## Problem statement
Look for "right" in each line of the entries, and return the matching lines.

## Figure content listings
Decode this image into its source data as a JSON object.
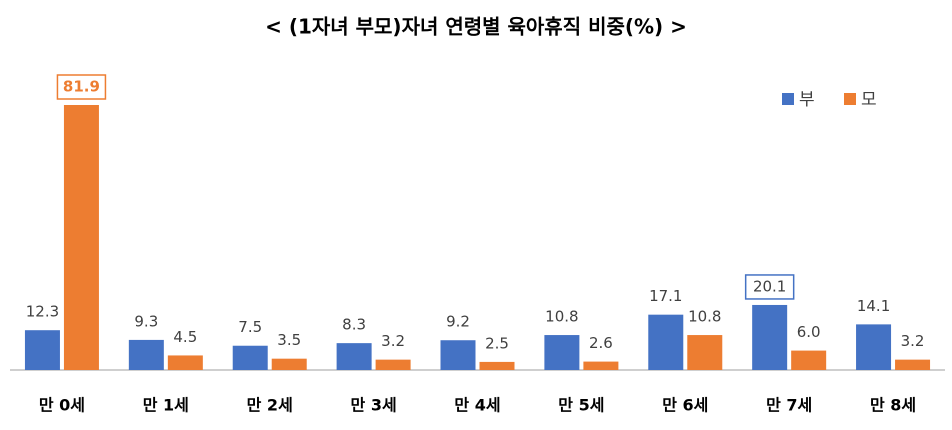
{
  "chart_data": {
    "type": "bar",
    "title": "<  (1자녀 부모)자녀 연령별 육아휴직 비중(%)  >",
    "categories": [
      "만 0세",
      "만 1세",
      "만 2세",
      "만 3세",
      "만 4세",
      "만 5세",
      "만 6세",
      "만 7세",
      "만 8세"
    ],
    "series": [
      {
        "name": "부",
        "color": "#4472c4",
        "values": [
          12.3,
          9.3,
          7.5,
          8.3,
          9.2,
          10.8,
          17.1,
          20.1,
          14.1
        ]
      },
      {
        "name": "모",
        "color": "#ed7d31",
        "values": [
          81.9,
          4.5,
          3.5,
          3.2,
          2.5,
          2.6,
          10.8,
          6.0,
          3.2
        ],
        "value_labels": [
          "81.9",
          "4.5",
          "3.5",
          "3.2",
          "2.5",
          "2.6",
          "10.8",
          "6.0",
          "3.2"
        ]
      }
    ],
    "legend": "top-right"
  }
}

---

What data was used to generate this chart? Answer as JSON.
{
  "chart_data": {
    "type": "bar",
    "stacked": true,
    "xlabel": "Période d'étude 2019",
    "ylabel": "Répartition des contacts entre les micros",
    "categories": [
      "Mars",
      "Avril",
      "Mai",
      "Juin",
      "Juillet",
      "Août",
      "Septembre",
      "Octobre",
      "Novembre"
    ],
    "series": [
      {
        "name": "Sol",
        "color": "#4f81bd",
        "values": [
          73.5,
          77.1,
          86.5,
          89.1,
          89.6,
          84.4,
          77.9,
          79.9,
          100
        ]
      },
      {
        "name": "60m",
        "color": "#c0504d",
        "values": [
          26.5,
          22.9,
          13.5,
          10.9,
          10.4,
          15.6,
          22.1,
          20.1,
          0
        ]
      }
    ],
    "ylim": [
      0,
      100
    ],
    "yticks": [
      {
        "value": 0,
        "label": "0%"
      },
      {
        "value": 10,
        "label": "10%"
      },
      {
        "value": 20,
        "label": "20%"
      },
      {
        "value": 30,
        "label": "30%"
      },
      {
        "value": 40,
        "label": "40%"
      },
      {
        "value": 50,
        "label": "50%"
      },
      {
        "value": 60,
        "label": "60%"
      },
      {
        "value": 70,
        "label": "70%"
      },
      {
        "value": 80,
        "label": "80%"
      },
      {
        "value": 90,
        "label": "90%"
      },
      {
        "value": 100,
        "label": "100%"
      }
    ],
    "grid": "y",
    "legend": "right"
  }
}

...

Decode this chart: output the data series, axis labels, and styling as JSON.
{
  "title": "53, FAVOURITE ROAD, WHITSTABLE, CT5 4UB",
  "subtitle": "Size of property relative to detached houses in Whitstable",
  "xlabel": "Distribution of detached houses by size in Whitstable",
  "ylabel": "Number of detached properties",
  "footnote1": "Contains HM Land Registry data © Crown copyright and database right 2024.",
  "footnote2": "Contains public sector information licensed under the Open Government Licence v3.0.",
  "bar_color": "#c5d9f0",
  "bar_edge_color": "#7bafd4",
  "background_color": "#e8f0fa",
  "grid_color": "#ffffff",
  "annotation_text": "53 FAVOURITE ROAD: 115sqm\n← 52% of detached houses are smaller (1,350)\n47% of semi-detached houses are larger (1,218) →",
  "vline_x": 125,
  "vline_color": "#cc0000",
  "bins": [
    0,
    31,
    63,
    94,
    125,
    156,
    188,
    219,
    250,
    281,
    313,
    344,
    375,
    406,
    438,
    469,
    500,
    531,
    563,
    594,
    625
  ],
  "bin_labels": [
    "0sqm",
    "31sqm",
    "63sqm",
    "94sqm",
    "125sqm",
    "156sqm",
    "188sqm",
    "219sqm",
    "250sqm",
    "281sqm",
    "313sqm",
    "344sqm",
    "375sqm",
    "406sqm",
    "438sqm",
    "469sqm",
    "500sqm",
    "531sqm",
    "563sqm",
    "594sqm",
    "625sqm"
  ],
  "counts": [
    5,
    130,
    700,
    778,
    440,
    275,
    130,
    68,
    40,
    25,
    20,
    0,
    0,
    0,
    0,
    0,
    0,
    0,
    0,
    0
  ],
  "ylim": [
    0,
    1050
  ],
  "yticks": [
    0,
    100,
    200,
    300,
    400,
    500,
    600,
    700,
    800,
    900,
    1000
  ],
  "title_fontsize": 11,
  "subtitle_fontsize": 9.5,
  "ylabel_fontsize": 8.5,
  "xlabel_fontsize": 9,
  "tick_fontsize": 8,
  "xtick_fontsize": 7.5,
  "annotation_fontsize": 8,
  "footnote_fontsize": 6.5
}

## Result below
    "legend": "top-right"
    "legend": "right"
  "footnote1": "Contains HM Land Registry data © Crown copyright and database right 2024.",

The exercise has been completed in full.